• [EXERCISE] Make a verbatim copy of the entries below; pictures stay out.

==== SUPPLIED DATA

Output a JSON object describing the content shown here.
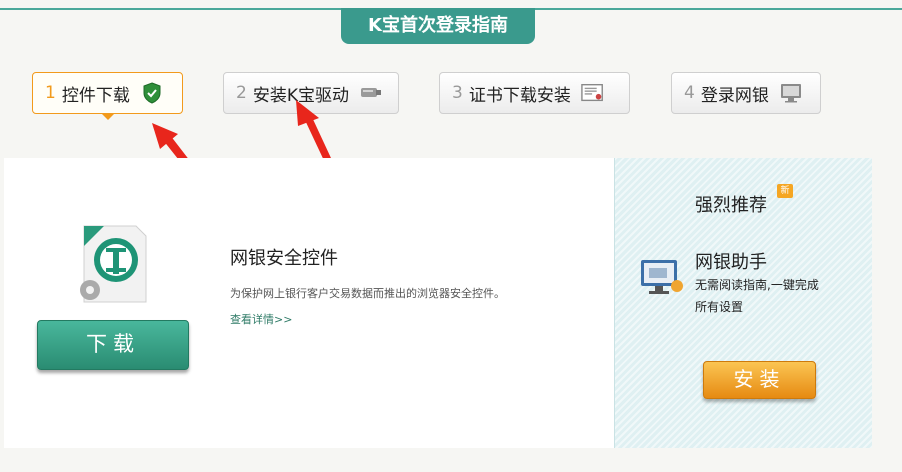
{
  "header": {
    "title": "K宝首次登录指南"
  },
  "steps": [
    {
      "num": "1",
      "label": "控件下载",
      "icon": "shield-icon",
      "active": true
    },
    {
      "num": "2",
      "label": "安装K宝驱动",
      "icon": "usb-key-icon",
      "active": false
    },
    {
      "num": "3",
      "label": "证书下载安装",
      "icon": "certificate-icon",
      "active": false
    },
    {
      "num": "4",
      "label": "登录网银",
      "icon": "monitor-icon",
      "active": false
    }
  ],
  "main": {
    "product_name": "网银安全控件",
    "product_desc": "为保护网上银行客户交易数据而推出的浏览器安全控件。",
    "details_link": "查看详情>>",
    "download_label": "下载"
  },
  "side": {
    "title": "强烈推荐",
    "badge": "新",
    "helper_name": "网银助手",
    "helper_desc": "无需阅读指南,一键完成所有设置",
    "install_label": "安装"
  },
  "colors": {
    "accent_teal": "#3a9a8d",
    "active_orange": "#f29a1c",
    "download_green": "#2a8c72",
    "install_orange": "#e68a12",
    "annotation_red": "#e8261c"
  }
}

========

• [SOLUTION BELOW]
Output a JSON object describing the content shown here.
{
  "header": {
    "title": "K宝首次登录指南"
  },
  "steps": [
    {
      "num": "1",
      "label": "控件下载",
      "icon": "shield-icon",
      "active": true
    },
    {
      "num": "2",
      "label": "安装K宝驱动",
      "icon": "usb-key-icon",
      "active": false
    },
    {
      "num": "3",
      "label": "证书下载安装",
      "icon": "certificate-icon",
      "active": false
    },
    {
      "num": "4",
      "label": "登录网银",
      "icon": "monitor-icon",
      "active": false
    }
  ],
  "main": {
    "product_name": "网银安全控件",
    "product_desc": "为保护网上银行客户交易数据而推出的浏览器安全控件。",
    "details_link": "查看详情>>",
    "download_label": "下载"
  },
  "side": {
    "title": "强烈推荐",
    "badge": "新",
    "helper_name": "网银助手",
    "helper_desc": "无需阅读指南,一键完成所有设置",
    "install_label": "安装"
  },
  "colors": {
    "accent_teal": "#3a9a8d",
    "active_orange": "#f29a1c",
    "download_green": "#2a8c72",
    "install_orange": "#e68a12",
    "annotation_red": "#e8261c"
  }
}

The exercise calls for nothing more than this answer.